INPUT ROWS
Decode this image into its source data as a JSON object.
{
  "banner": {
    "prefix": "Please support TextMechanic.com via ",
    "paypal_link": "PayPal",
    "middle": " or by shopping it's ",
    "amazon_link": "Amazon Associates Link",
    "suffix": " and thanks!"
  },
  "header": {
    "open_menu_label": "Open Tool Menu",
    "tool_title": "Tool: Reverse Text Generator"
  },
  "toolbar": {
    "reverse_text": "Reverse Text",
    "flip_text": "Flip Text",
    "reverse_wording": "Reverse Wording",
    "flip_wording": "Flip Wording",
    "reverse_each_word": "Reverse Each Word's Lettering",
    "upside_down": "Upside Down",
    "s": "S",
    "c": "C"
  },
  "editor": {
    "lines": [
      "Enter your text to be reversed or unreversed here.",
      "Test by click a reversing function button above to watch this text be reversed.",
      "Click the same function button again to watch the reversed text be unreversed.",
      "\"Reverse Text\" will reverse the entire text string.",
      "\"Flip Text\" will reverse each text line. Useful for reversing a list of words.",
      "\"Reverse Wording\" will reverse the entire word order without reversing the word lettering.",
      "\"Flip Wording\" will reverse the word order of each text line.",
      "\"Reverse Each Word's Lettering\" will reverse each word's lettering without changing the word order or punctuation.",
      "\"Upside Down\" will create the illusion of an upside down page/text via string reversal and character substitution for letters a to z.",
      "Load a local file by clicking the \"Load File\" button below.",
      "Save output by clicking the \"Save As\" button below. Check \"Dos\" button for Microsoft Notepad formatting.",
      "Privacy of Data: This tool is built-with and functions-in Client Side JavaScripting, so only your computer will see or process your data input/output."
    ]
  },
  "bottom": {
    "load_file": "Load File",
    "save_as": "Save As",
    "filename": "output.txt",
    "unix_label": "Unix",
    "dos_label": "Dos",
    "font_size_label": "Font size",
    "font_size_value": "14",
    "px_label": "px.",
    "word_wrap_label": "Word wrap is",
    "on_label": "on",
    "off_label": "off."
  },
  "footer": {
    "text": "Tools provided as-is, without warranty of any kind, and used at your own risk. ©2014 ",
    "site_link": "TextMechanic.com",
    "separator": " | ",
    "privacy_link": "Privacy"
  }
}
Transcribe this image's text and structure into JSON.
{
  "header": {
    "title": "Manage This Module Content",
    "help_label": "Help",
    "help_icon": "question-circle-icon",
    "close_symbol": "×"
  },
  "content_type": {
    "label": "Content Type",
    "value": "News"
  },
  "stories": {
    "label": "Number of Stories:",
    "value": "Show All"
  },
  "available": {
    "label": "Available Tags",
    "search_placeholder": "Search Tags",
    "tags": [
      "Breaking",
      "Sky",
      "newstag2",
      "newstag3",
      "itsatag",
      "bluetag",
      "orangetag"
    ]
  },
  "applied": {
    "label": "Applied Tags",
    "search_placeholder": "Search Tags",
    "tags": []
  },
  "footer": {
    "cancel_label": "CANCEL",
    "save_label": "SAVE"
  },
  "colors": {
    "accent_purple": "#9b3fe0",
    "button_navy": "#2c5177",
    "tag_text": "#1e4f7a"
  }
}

GIVEN PROBLEM
Everything from the line containing "Transcribe this image's" through the final line of the listing, inclusive, must be reproduced exactly; leave out the rest.

RESULT BELOW
Transcribe this image's text and structure into JSON.
{
  "header": {
    "title": "Manage This Module Content",
    "help_label": "Help",
    "help_icon": "question-circle-icon",
    "close_symbol": "×"
  },
  "content_type": {
    "label": "Content Type",
    "value": "News"
  },
  "stories": {
    "label": "Number of Stories:",
    "value": "Show All"
  },
  "available": {
    "label": "Available Tags",
    "search_placeholder": "Search Tags",
    "tags": [
      "Breaking",
      "Sky",
      "newstag2",
      "newstag3",
      "itsatag",
      "bluetag",
      "orangetag"
    ]
  },
  "applied": {
    "label": "Applied Tags",
    "search_placeholder": "Search Tags",
    "tags": []
  },
  "footer": {
    "cancel_label": "CANCEL",
    "save_label": "SAVE"
  },
  "colors": {
    "accent_purple": "#9b3fe0",
    "button_navy": "#2c5177",
    "tag_text": "#1e4f7a"
  }
}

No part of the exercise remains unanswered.